__Written problem__
Please quote every line word for word.

__Dataset items__
•••

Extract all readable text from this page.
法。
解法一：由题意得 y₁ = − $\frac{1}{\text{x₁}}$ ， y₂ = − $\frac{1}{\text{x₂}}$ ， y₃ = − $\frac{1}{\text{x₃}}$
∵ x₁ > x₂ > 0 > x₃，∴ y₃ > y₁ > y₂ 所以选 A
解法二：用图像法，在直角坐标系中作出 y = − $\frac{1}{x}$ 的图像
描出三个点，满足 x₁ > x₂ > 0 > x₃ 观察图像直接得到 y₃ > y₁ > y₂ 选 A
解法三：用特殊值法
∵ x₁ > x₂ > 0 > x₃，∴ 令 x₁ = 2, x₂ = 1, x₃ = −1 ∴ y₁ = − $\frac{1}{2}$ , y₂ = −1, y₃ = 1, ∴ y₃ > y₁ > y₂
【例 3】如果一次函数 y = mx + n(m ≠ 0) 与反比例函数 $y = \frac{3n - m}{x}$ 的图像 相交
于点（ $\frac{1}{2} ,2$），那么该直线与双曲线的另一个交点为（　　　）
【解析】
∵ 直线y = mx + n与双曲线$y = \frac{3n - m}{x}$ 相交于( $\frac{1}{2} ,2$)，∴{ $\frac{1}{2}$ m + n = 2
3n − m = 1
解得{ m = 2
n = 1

•••

__Exercise response__
Extract all readable text from this page.
法。
解法一：由题意得 y₁ = − $\frac{1}{\text{x₁}}$ ， y₂ = − $\frac{1}{\text{x₂}}$ ， y₃ = − $\frac{1}{\text{x₃}}$
∵ x₁ > x₂ > 0 > x₃，∴ y₃ > y₁ > y₂ 所以选 A
解法二：用图像法，在直角坐标系中作出 y = − $\frac{1}{x}$ 的图像
描出三个点，满足 x₁ > x₂ > 0 > x₃ 观察图像直接得到 y₃ > y₁ > y₂ 选 A
解法三：用特殊值法
∵ x₁ > x₂ > 0 > x₃，∴ 令 x₁ = 2, x₂ = 1, x₃ = −1 ∴ y₁ = − $\frac{1}{2}$ , y₂ = −1, y₃ = 1, ∴ y₃ > y₁ > y₂
【例 3】如果一次函数 y = mx + n(m ≠ 0) 与反比例函数 $y = \frac{3n - m}{x}$ 的图像 相交
于点（ $\frac{1}{2} ,2$），那么该直线与双曲线的另一个交点为（　　　）
【解析】
∵ 直线y = mx + n与双曲线$y = \frac{3n - m}{x}$ 相交于( $\frac{1}{2} ,2$)，∴{ $\frac{1}{2}$ m + n = 2
3n − m = 1
解得{ m = 2
n = 1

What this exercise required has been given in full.